> _WORKING DATA_

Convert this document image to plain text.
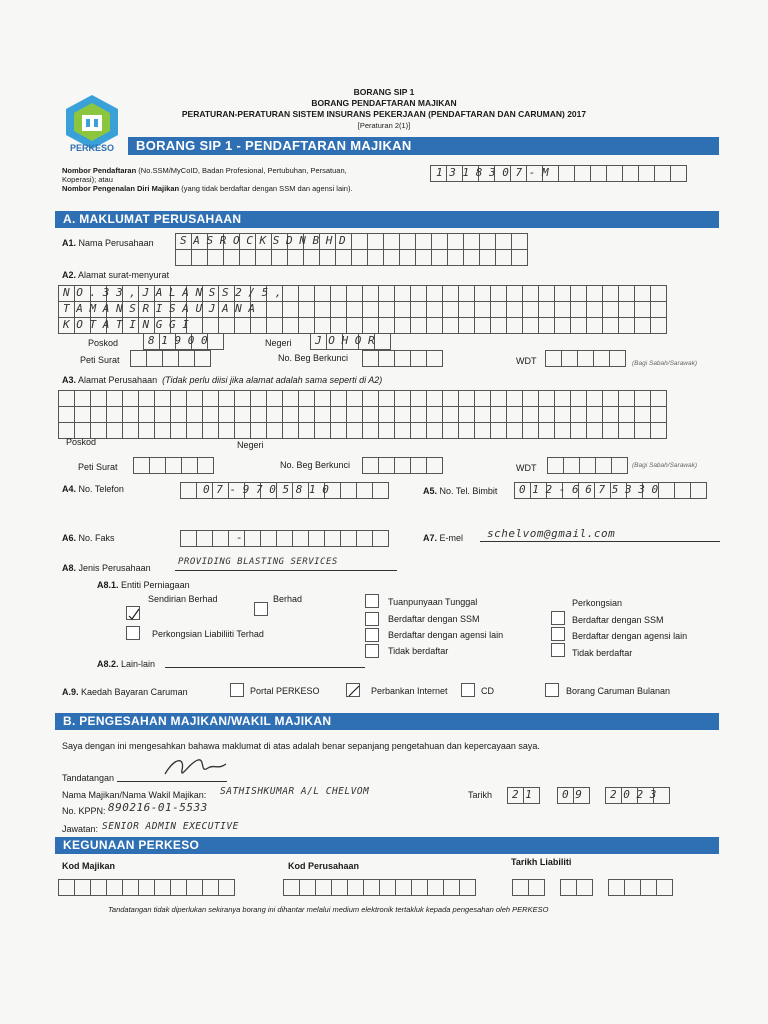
BORANG SIP 1
BORANG PENDAFTARAN MAJIKAN
PERATURAN-PERATURAN SISTEM INSURANS PEKERJAAN (PENDAFTARAN DAN CARUMAN) 2017
[Peraturan 2(1)]
PERKESO	BORANG SIP 1 - PENDAFTARAN MAJIKAN
Nombor Pendaftaran (No.SSM/MyCoID, Badan Profesional, Pertubuhan, Persatuan,
Koperasi); atau
Nombor Pengenalan Diri Majikan (yang tidak berdaftar dengan SSM dan agensi lain).
1 3 1 8 3 0 7 - M
A. MAKLUMAT PERUSAHAAN
A1. Nama Perusahaan S A S R O C K S D N B H D
A2. Alamat surat-menyurat
N O . 3 3 , J A L A N S S 2 / 5 ,
T A M A N S R I S A U J A N A
K O T A T I N G G I
Poskod	8 1 9 0 0	Negeri J O H O R
Peti Surat	No. Beg Berkunci	WDT	(Bagi Sabah/Sarawak)
A3. Alamat Perusahaan (Tidak perlu diisi jika alamat adalah sama seperti di A2)
Poskod	Negeri
Peti Surat	No. Beg Berkunci	WDT	(Bagi Sabah/Sarawak)
A4. No. Telefon	0 7 - 9 7 0 5 8 1 0	A5. No. Tel. Bimbit 0 1 2 - 6 6 7 5 3 3 0
A6. No. Faks	-	A7. E-mel schelvom@gmail.com
A8. Jenis Perusahaan
PROVIDING BLASTING SERVICES
A8.1. Entiti Perniagaan
Sendirian Berhad	Berhad
Perkongsian Liabiliiti Terhad
Tuanpunyaan Tunggal
Berdaftar dengan SSM
Berdaftar dengan agensi lain
Tidak berdaftar
Perkongsian
Berdaftar dengan SSM
Berdaftar dengan agensi lain
Tidak berdaftar
A8.2. Lain-lain
A.9. Kaedah Bayaran Caruman	Portal PERKESO	Perbankan Internet	CD	Borang Caruman Bulanan
B. PENGESAHAN MAJIKAN/WAKIL MAJIKAN
Saya dengan ini mengesahkan bahawa maklumat di atas adalah benar sepanjang pengetahuan dan kepercayaan saya.
Tandatangan
Nama Majikan/Nama Wakil Majikan: SATHISHKUMAR A/L CHELVOM
No. KPPN: 890216-01-5533
Jawatan: SENIOR ADMIN EXECUTIVE
Tarikh 2 1	0 9	2 0 2 3
KEGUNAAN PERKESO
Kod Majikan	Kod Perusahaan	Tarikh Liabiliti
Tandatangan tidak diperlukan sekiranya borang ini dihantar melalui medium elektronik tertakluk kepada pengesahan oleh PERKESO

> _WHAT IS ASKED_
From the entries above, extract each line containing "Tarikh".

> _ANSWER_
Tarikh 2 1	0 9	2 0 2 3
Kod Majikan	Kod Perusahaan	Tarikh Liabiliti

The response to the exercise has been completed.